▸ Aim of the task
Rewrite the records below, changing each "trash-icon" to "delete-icon" and keeping everything else the same, and leave the pictures out.

▸ Data records
--*--
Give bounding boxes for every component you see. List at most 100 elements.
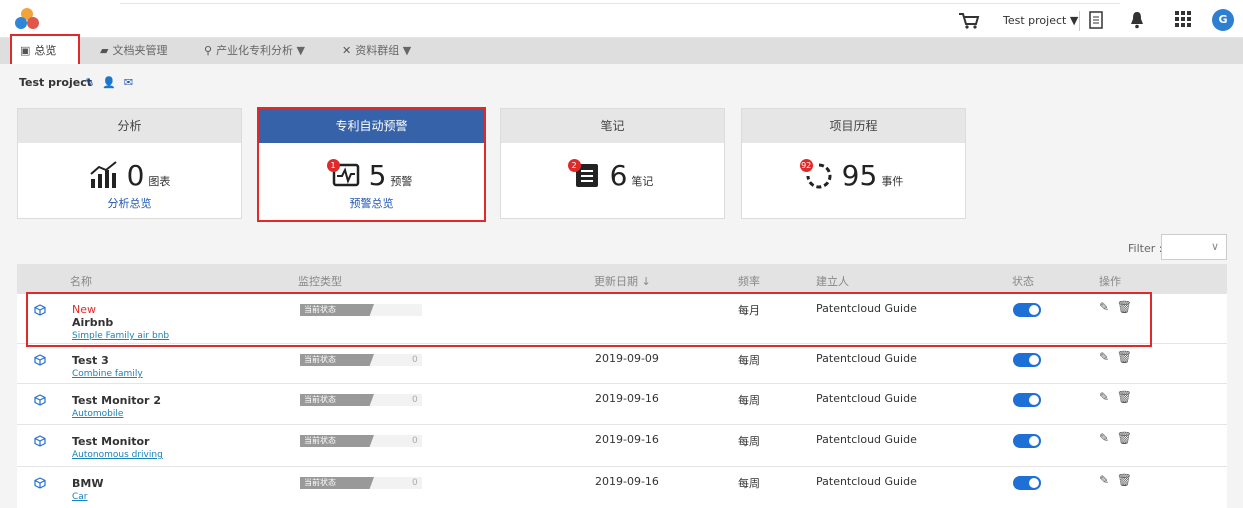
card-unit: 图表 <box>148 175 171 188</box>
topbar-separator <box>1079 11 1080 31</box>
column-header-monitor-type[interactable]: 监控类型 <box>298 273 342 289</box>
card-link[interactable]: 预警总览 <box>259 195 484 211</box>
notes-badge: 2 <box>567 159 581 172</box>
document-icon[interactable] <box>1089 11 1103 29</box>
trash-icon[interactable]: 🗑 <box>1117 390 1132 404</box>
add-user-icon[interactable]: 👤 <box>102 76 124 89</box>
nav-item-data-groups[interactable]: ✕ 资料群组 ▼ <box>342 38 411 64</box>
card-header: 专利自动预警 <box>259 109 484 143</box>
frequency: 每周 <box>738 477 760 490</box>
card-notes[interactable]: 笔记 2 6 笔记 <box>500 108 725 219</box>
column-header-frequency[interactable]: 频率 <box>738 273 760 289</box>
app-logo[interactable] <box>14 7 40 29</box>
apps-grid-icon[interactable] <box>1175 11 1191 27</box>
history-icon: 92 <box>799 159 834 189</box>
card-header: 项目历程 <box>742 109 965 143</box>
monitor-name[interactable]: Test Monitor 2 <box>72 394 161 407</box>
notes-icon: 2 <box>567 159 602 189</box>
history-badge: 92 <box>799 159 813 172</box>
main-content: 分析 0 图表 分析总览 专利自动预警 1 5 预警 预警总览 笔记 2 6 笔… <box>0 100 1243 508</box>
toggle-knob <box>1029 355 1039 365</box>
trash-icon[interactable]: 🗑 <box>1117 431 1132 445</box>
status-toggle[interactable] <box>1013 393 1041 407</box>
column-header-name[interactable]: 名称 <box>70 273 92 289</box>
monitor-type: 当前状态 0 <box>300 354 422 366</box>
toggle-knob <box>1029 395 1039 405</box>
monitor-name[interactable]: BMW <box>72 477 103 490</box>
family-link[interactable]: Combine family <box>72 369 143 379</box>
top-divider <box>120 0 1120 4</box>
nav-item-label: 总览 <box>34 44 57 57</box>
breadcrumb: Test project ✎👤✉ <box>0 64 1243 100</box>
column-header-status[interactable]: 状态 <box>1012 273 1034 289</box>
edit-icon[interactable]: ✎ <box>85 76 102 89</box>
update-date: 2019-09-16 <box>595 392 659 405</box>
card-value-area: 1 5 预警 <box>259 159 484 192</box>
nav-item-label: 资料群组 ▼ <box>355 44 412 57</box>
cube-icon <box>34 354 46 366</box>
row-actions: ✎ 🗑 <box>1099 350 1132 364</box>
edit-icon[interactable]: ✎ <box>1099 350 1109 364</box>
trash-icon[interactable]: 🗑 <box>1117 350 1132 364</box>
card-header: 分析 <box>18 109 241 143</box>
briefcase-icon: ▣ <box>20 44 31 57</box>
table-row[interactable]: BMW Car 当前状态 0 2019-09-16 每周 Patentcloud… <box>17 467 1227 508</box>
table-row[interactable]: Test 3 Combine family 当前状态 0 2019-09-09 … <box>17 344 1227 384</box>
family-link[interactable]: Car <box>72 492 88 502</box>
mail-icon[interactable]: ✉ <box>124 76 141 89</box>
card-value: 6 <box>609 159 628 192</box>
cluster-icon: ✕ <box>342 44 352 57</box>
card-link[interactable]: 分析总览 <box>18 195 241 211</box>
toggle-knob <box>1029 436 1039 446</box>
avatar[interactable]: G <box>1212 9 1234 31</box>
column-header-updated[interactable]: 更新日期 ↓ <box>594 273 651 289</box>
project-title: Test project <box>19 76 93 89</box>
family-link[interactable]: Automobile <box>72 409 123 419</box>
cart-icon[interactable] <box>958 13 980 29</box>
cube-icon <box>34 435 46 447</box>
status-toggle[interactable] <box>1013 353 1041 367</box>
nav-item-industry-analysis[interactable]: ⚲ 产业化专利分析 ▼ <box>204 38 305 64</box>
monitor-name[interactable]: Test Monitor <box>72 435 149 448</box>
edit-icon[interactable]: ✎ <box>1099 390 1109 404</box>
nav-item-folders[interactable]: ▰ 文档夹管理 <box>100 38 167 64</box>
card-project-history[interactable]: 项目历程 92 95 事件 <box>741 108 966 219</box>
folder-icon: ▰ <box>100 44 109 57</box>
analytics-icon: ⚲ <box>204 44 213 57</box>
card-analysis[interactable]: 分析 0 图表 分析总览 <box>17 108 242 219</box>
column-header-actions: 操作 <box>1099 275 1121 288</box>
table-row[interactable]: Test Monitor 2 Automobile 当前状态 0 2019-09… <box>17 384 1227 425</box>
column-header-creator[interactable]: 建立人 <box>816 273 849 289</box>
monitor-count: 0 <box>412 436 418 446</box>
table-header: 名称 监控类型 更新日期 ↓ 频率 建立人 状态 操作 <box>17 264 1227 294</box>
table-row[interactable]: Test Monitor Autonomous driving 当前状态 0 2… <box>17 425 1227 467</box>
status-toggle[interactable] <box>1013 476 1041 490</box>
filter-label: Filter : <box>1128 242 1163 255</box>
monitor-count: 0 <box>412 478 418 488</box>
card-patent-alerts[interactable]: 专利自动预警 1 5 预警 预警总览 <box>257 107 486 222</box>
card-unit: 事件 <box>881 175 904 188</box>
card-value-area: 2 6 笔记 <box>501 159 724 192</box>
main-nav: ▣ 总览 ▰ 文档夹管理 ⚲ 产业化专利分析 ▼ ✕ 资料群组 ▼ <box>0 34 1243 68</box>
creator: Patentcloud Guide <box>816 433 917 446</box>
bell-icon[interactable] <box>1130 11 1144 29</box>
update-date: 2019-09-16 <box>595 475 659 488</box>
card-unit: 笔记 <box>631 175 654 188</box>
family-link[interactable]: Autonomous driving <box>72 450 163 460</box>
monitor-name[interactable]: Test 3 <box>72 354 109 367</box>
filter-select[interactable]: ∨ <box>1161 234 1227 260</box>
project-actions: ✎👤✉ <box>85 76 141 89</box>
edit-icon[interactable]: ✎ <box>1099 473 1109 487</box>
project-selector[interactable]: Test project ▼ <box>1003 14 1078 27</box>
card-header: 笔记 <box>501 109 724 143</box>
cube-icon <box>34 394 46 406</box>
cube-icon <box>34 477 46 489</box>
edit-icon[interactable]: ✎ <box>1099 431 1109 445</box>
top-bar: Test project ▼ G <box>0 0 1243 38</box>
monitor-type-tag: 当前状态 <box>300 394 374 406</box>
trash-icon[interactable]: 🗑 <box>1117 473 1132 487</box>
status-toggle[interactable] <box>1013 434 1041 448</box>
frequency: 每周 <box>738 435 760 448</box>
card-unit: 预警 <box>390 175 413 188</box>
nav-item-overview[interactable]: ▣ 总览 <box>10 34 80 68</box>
--*--
▸ Full solution
Give bounding boxes for every component you see. List at most 100 elements.
card-unit: 图表 <box>148 175 171 188</box>
topbar-separator <box>1079 11 1080 31</box>
column-header-monitor-type[interactable]: 监控类型 <box>298 273 342 289</box>
card-link[interactable]: 预警总览 <box>259 195 484 211</box>
notes-badge: 2 <box>567 159 581 172</box>
document-icon[interactable] <box>1089 11 1103 29</box>
delete-icon[interactable]: 🗑 <box>1117 390 1132 404</box>
add-user-icon[interactable]: 👤 <box>102 76 124 89</box>
nav-item-data-groups[interactable]: ✕ 资料群组 ▼ <box>342 38 411 64</box>
card-header: 专利自动预警 <box>259 109 484 143</box>
frequency: 每周 <box>738 477 760 490</box>
card-notes[interactable]: 笔记 2 6 笔记 <box>500 108 725 219</box>
column-header-frequency[interactable]: 频率 <box>738 273 760 289</box>
app-logo[interactable] <box>14 7 40 29</box>
apps-grid-icon[interactable] <box>1175 11 1191 27</box>
history-icon: 92 <box>799 159 834 189</box>
card-header: 项目历程 <box>742 109 965 143</box>
monitor-name[interactable]: Test Monitor 2 <box>72 394 161 407</box>
notes-icon: 2 <box>567 159 602 189</box>
history-badge: 92 <box>799 159 813 172</box>
main-content: 分析 0 图表 分析总览 专利自动预警 1 5 预警 预警总览 笔记 2 6 笔… <box>0 100 1243 508</box>
toggle-knob <box>1029 355 1039 365</box>
delete-icon[interactable]: 🗑 <box>1117 431 1132 445</box>
status-toggle[interactable] <box>1013 393 1041 407</box>
column-header-name[interactable]: 名称 <box>70 273 92 289</box>
monitor-type: 当前状态 0 <box>300 354 422 366</box>
toggle-knob <box>1029 395 1039 405</box>
monitor-name[interactable]: BMW <box>72 477 103 490</box>
family-link[interactable]: Combine family <box>72 369 143 379</box>
top-divider <box>120 0 1120 4</box>
nav-item-label: 总览 <box>34 44 57 57</box>
breadcrumb: Test project ✎👤✉ <box>0 64 1243 100</box>
column-header-status[interactable]: 状态 <box>1012 273 1034 289</box>
edit-icon[interactable]: ✎ <box>85 76 102 89</box>
update-date: 2019-09-16 <box>595 392 659 405</box>
card-value-area: 1 5 预警 <box>259 159 484 192</box>
nav-item-label: 资料群组 ▼ <box>355 44 412 57</box>
cube-icon <box>34 354 46 366</box>
row-actions: ✎ 🗑 <box>1099 350 1132 364</box>
edit-icon[interactable]: ✎ <box>1099 350 1109 364</box>
delete-icon[interactable]: 🗑 <box>1117 350 1132 364</box>
card-header: 分析 <box>18 109 241 143</box>
briefcase-icon: ▣ <box>20 44 31 57</box>
table-row[interactable]: BMW Car 当前状态 0 2019-09-16 每周 Patentcloud… <box>17 467 1227 508</box>
table-row[interactable]: Test 3 Combine family 当前状态 0 2019-09-09 … <box>17 344 1227 384</box>
family-link[interactable]: Car <box>72 492 88 502</box>
mail-icon[interactable]: ✉ <box>124 76 141 89</box>
card-value: 6 <box>609 159 628 192</box>
cluster-icon: ✕ <box>342 44 352 57</box>
card-link[interactable]: 分析总览 <box>18 195 241 211</box>
toggle-knob <box>1029 436 1039 446</box>
avatar[interactable]: G <box>1212 9 1234 31</box>
column-header-updated[interactable]: 更新日期 ↓ <box>594 273 651 289</box>
project-title: Test project <box>19 76 93 89</box>
family-link[interactable]: Automobile <box>72 409 123 419</box>
cart-icon[interactable] <box>958 13 980 29</box>
cube-icon <box>34 435 46 447</box>
status-toggle[interactable] <box>1013 353 1041 367</box>
nav-item-industry-analysis[interactable]: ⚲ 产业化专利分析 ▼ <box>204 38 305 64</box>
monitor-name[interactable]: Test Monitor <box>72 435 149 448</box>
edit-icon[interactable]: ✎ <box>1099 390 1109 404</box>
nav-item-folders[interactable]: ▰ 文档夹管理 <box>100 38 167 64</box>
card-project-history[interactable]: 项目历程 92 95 事件 <box>741 108 966 219</box>
folder-icon: ▰ <box>100 44 109 57</box>
analytics-icon: ⚲ <box>204 44 213 57</box>
card-analysis[interactable]: 分析 0 图表 分析总览 <box>17 108 242 219</box>
column-header-actions: 操作 <box>1099 275 1121 288</box>
table-row[interactable]: Test Monitor 2 Automobile 当前状态 0 2019-09… <box>17 384 1227 425</box>
column-header-creator[interactable]: 建立人 <box>816 273 849 289</box>
monitor-count: 0 <box>412 436 418 446</box>
table-header: 名称 监控类型 更新日期 ↓ 频率 建立人 状态 操作 <box>17 264 1227 294</box>
table-row[interactable]: Test Monitor Autonomous driving 当前状态 0 2… <box>17 425 1227 467</box>
status-toggle[interactable] <box>1013 476 1041 490</box>
filter-label: Filter : <box>1128 242 1163 255</box>
monitor-count: 0 <box>412 478 418 488</box>
card-patent-alerts[interactable]: 专利自动预警 1 5 预警 预警总览 <box>257 107 486 222</box>
card-unit: 事件 <box>881 175 904 188</box>
card-value-area: 2 6 笔记 <box>501 159 724 192</box>
main-nav: ▣ 总览 ▰ 文档夹管理 ⚲ 产业化专利分析 ▼ ✕ 资料群组 ▼ <box>0 34 1243 68</box>
creator: Patentcloud Guide <box>816 433 917 446</box>
bell-icon[interactable] <box>1130 11 1144 29</box>
update-date: 2019-09-16 <box>595 475 659 488</box>
card-unit: 笔记 <box>631 175 654 188</box>
family-link[interactable]: Autonomous driving <box>72 450 163 460</box>
monitor-name[interactable]: Test 3 <box>72 354 109 367</box>
filter-select[interactable]: ∨ <box>1161 234 1227 260</box>
project-actions: ✎👤✉ <box>85 76 141 89</box>
edit-icon[interactable]: ✎ <box>1099 473 1109 487</box>
project-selector[interactable]: Test project ▼ <box>1003 14 1078 27</box>
card-header: 笔记 <box>501 109 724 143</box>
cube-icon <box>34 394 46 406</box>
cube-icon <box>34 477 46 489</box>
edit-icon[interactable]: ✎ <box>1099 431 1109 445</box>
top-bar: Test project ▼ G <box>0 0 1243 38</box>
monitor-type-tag: 当前状态 <box>300 394 374 406</box>
delete-icon[interactable]: 🗑 <box>1117 473 1132 487</box>
status-toggle[interactable] <box>1013 434 1041 448</box>
frequency: 每周 <box>738 435 760 448</box>
card-unit: 预警 <box>390 175 413 188</box>
nav-item-overview[interactable]: ▣ 总览 <box>10 34 80 68</box>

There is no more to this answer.